START
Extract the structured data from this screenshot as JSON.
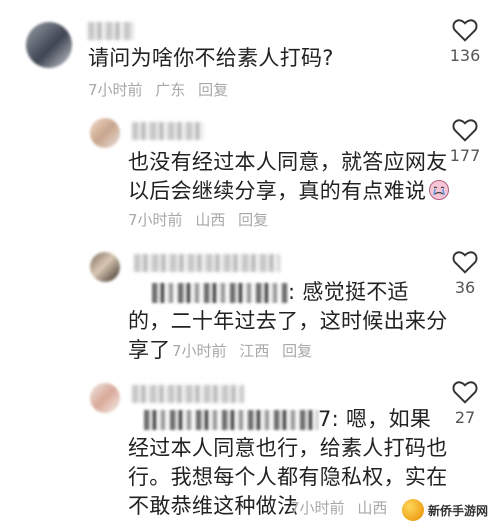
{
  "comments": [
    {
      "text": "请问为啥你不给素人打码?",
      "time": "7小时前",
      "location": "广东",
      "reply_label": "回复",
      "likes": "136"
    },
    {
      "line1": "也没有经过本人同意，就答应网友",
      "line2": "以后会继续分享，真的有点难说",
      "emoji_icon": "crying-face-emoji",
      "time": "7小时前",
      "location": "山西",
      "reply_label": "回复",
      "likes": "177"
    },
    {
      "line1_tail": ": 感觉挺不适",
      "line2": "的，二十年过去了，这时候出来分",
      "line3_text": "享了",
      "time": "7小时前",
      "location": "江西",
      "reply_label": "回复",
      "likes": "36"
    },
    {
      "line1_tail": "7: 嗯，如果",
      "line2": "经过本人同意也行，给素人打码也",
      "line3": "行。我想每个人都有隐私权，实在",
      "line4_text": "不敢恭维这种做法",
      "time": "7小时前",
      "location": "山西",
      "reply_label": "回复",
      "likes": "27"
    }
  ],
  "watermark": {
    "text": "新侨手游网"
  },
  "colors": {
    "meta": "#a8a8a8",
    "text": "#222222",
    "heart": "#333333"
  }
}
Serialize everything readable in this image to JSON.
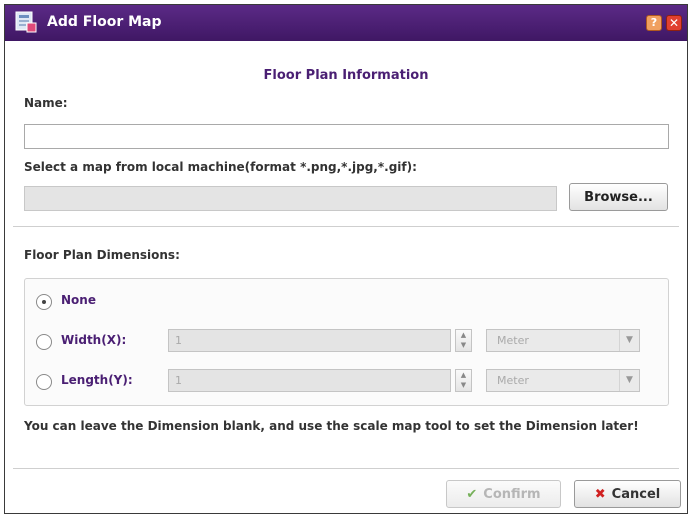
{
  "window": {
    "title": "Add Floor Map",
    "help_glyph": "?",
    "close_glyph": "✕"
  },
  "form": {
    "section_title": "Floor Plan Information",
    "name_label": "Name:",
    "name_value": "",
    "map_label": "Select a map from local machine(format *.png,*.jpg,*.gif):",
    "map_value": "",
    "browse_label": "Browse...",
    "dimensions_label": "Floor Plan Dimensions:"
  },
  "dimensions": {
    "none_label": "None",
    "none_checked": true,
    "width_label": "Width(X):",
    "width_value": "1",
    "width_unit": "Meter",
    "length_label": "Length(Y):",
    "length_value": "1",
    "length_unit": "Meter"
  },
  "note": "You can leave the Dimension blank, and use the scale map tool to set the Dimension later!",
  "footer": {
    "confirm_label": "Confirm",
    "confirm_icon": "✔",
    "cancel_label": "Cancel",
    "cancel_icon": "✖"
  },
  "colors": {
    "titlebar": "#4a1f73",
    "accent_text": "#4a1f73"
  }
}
END
- Exercise goal
Drop the images and repeat the data exactly.

- Reply to the exercise
Extract the structured data from this screenshot as JSON.
{
  "comments": [
    {
      "text": "请问为啥你不给素人打码?",
      "time": "7小时前",
      "location": "广东",
      "reply_label": "回复",
      "likes": "136"
    },
    {
      "line1": "也没有经过本人同意，就答应网友",
      "line2": "以后会继续分享，真的有点难说",
      "emoji_icon": "crying-face-emoji",
      "time": "7小时前",
      "location": "山西",
      "reply_label": "回复",
      "likes": "177"
    },
    {
      "line1_tail": ": 感觉挺不适",
      "line2": "的，二十年过去了，这时候出来分",
      "line3_text": "享了",
      "time": "7小时前",
      "location": "江西",
      "reply_label": "回复",
      "likes": "36"
    },
    {
      "line1_tail": "7: 嗯，如果",
      "line2": "经过本人同意也行，给素人打码也",
      "line3": "行。我想每个人都有隐私权，实在",
      "line4_text": "不敢恭维这种做法",
      "time": "7小时前",
      "location": "山西",
      "reply_label": "回复",
      "likes": "27"
    }
  ],
  "watermark": {
    "text": "新侨手游网"
  },
  "colors": {
    "meta": "#a8a8a8",
    "text": "#222222",
    "heart": "#333333"
  }
}
Serialize everything readable in this image to JSON.
{
  "window": {
    "title": "Add Floor Map",
    "help_glyph": "?",
    "close_glyph": "✕"
  },
  "form": {
    "section_title": "Floor Plan Information",
    "name_label": "Name:",
    "name_value": "",
    "map_label": "Select a map from local machine(format *.png,*.jpg,*.gif):",
    "map_value": "",
    "browse_label": "Browse...",
    "dimensions_label": "Floor Plan Dimensions:"
  },
  "dimensions": {
    "none_label": "None",
    "none_checked": true,
    "width_label": "Width(X):",
    "width_value": "1",
    "width_unit": "Meter",
    "length_label": "Length(Y):",
    "length_value": "1",
    "length_unit": "Meter"
  },
  "note": "You can leave the Dimension blank, and use the scale map tool to set the Dimension later!",
  "footer": {
    "confirm_label": "Confirm",
    "confirm_icon": "✔",
    "cancel_label": "Cancel",
    "cancel_icon": "✖"
  },
  "colors": {
    "titlebar": "#4a1f73",
    "accent_text": "#4a1f73"
  }
}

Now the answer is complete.